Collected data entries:
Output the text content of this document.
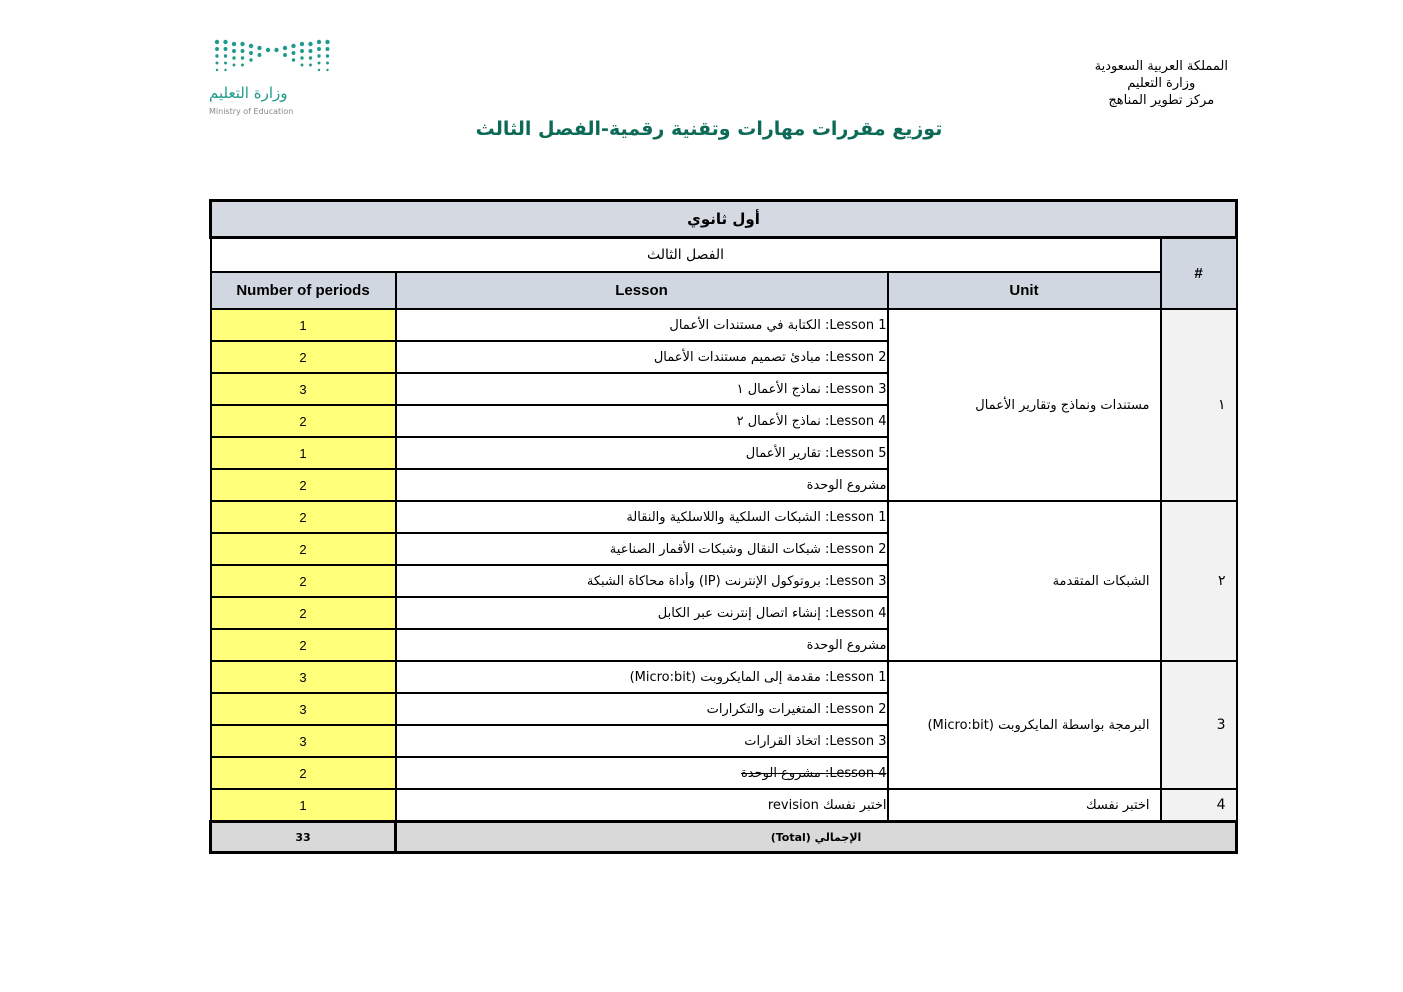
وزارة التعليم
Ministry of Education
المملكة العربية السعودية
وزارة التعليم
مركز تطوير المناهج
توزيع مقررات مهارات وتقنية رقمية-الفصل الثالث
أول ثانوي			
#	الفصل الثالث		
	Unit	Lesson	Number of periods
١	مستندات ونماذج وتقارير الأعمال	Lesson 1: الكتابة في مستندات الأعمال	1
		Lesson 2: مبادئ تصميم مستندات الأعمال	2
		Lesson 3: نماذج الأعمال ١	3
		Lesson 4: نماذج الأعمال ٢	2
		Lesson 5: تقارير الأعمال	1
		مشروع الوحدة	2
٢	الشبكات المتقدمة	Lesson 1: الشبكات السلكية واللاسلكية والنقالة	2
		Lesson 2: شبكات النقال وشبكات الأقمار الصناعية	2
		Lesson 3: بروتوكول الإنترنت (IP) وأداة محاكاة الشبكة	2
		Lesson 4: إنشاء اتصال إنترنت عبر الكابل	2
		مشروع الوحدة	2
3	البرمجة بواسطة المايكروبت (Micro:bit)	Lesson 1: مقدمة إلى المايكروبت (Micro:bit)	3
		Lesson 2: المتغيرات والتكرارات	3
		Lesson 3: اتخاذ القرارات	3
		Lesson 4: مشروع الوحدة	2
4	اختبر نفسك	اختبر نفسك revision	1
الإجمالي (Total)			33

* **Written request**: Extract the text of all the records above verbatim, excluding pictures.

* **Solution for this problem**:
Output the text content of this document.
وزارة التعليم
Ministry of Education
المملكة العربية السعودية
وزارة التعليم
مركز تطوير المناهج
توزيع مقررات مهارات وتقنية رقمية-الفصل الثالث
أول ثانوي			
#	الفصل الثالث		
	Unit	Lesson	Number of periods
١	مستندات ونماذج وتقارير الأعمال	Lesson 1: الكتابة في مستندات الأعمال	1
		Lesson 2: مبادئ تصميم مستندات الأعمال	2
		Lesson 3: نماذج الأعمال ١	3
		Lesson 4: نماذج الأعمال ٢	2
		Lesson 5: تقارير الأعمال	1
		مشروع الوحدة	2
٢	الشبكات المتقدمة	Lesson 1: الشبكات السلكية واللاسلكية والنقالة	2
		Lesson 2: شبكات النقال وشبكات الأقمار الصناعية	2
		Lesson 3: بروتوكول الإنترنت (IP) وأداة محاكاة الشبكة	2
		Lesson 4: إنشاء اتصال إنترنت عبر الكابل	2
		مشروع الوحدة	2
3	البرمجة بواسطة المايكروبت (Micro:bit)	Lesson 1: مقدمة إلى المايكروبت (Micro:bit)	3
		Lesson 2: المتغيرات والتكرارات	3
		Lesson 3: اتخاذ القرارات	3
		Lesson 4: مشروع الوحدة	2
4	اختبر نفسك	اختبر نفسك revision	1
الإجمالي (Total)			33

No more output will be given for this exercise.